§ TASK DESCRIPTION
Without the pictures, return all of the material exactly as written.

§ SUPPLIED DATA
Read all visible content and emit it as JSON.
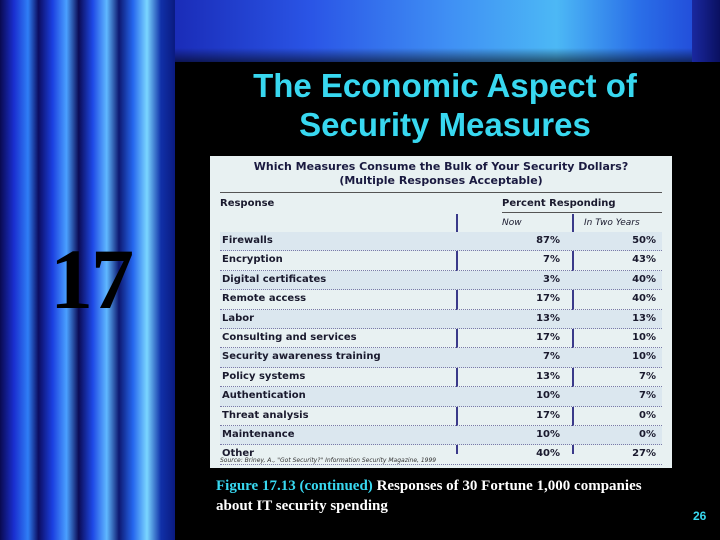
{
  "slide": {
    "chapter": "17",
    "title_line1": "The Economic Aspect of",
    "title_line2": "Security Measures",
    "page_number": "26"
  },
  "table": {
    "title_line1": "Which Measures Consume the Bulk of Your Security Dollars?",
    "title_line2": "(Multiple Responses Acceptable)",
    "header_response": "Response",
    "header_percent": "Percent Responding",
    "sub_now": "Now",
    "sub_two_years": "In Two Years",
    "rows": [
      {
        "response": "Firewalls",
        "now": "87%",
        "two_years": "50%"
      },
      {
        "response": "Encryption",
        "now": "7%",
        "two_years": "43%"
      },
      {
        "response": "Digital certificates",
        "now": "3%",
        "two_years": "40%"
      },
      {
        "response": "Remote access",
        "now": "17%",
        "two_years": "40%"
      },
      {
        "response": "Labor",
        "now": "13%",
        "two_years": "13%"
      },
      {
        "response": "Consulting and services",
        "now": "17%",
        "two_years": "10%"
      },
      {
        "response": "Security awareness training",
        "now": "7%",
        "two_years": "10%"
      },
      {
        "response": "Policy systems",
        "now": "13%",
        "two_years": "7%"
      },
      {
        "response": "Authentication",
        "now": "10%",
        "two_years": "7%"
      },
      {
        "response": "Threat analysis",
        "now": "17%",
        "two_years": "0%"
      },
      {
        "response": "Maintenance",
        "now": "10%",
        "two_years": "0%"
      },
      {
        "response": "Other",
        "now": "40%",
        "two_years": "27%"
      }
    ],
    "source": "Source: Briney, A., \"Got Security?\" Information Security Magazine, 1999"
  },
  "caption": {
    "figure_label": "Figure 17.13 (continued)",
    "text": " Responses of 30 Fortune 1,000 companies about IT security spending"
  },
  "colors": {
    "title": "#38d8f0",
    "background": "#000000",
    "table_bg": "#e8f1f2"
  }
}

§ RESULT BELOW
Read all visible content and emit it as JSON.
{
  "slide": {
    "chapter": "17",
    "title_line1": "The Economic Aspect of",
    "title_line2": "Security Measures",
    "page_number": "26"
  },
  "table": {
    "title_line1": "Which Measures Consume the Bulk of Your Security Dollars?",
    "title_line2": "(Multiple Responses Acceptable)",
    "header_response": "Response",
    "header_percent": "Percent Responding",
    "sub_now": "Now",
    "sub_two_years": "In Two Years",
    "rows": [
      {
        "response": "Firewalls",
        "now": "87%",
        "two_years": "50%"
      },
      {
        "response": "Encryption",
        "now": "7%",
        "two_years": "43%"
      },
      {
        "response": "Digital certificates",
        "now": "3%",
        "two_years": "40%"
      },
      {
        "response": "Remote access",
        "now": "17%",
        "two_years": "40%"
      },
      {
        "response": "Labor",
        "now": "13%",
        "two_years": "13%"
      },
      {
        "response": "Consulting and services",
        "now": "17%",
        "two_years": "10%"
      },
      {
        "response": "Security awareness training",
        "now": "7%",
        "two_years": "10%"
      },
      {
        "response": "Policy systems",
        "now": "13%",
        "two_years": "7%"
      },
      {
        "response": "Authentication",
        "now": "10%",
        "two_years": "7%"
      },
      {
        "response": "Threat analysis",
        "now": "17%",
        "two_years": "0%"
      },
      {
        "response": "Maintenance",
        "now": "10%",
        "two_years": "0%"
      },
      {
        "response": "Other",
        "now": "40%",
        "two_years": "27%"
      }
    ],
    "source": "Source: Briney, A., \"Got Security?\" Information Security Magazine, 1999"
  },
  "caption": {
    "figure_label": "Figure 17.13 (continued)",
    "text": " Responses of 30 Fortune 1,000 companies about IT security spending"
  },
  "colors": {
    "title": "#38d8f0",
    "background": "#000000",
    "table_bg": "#e8f1f2"
  }
}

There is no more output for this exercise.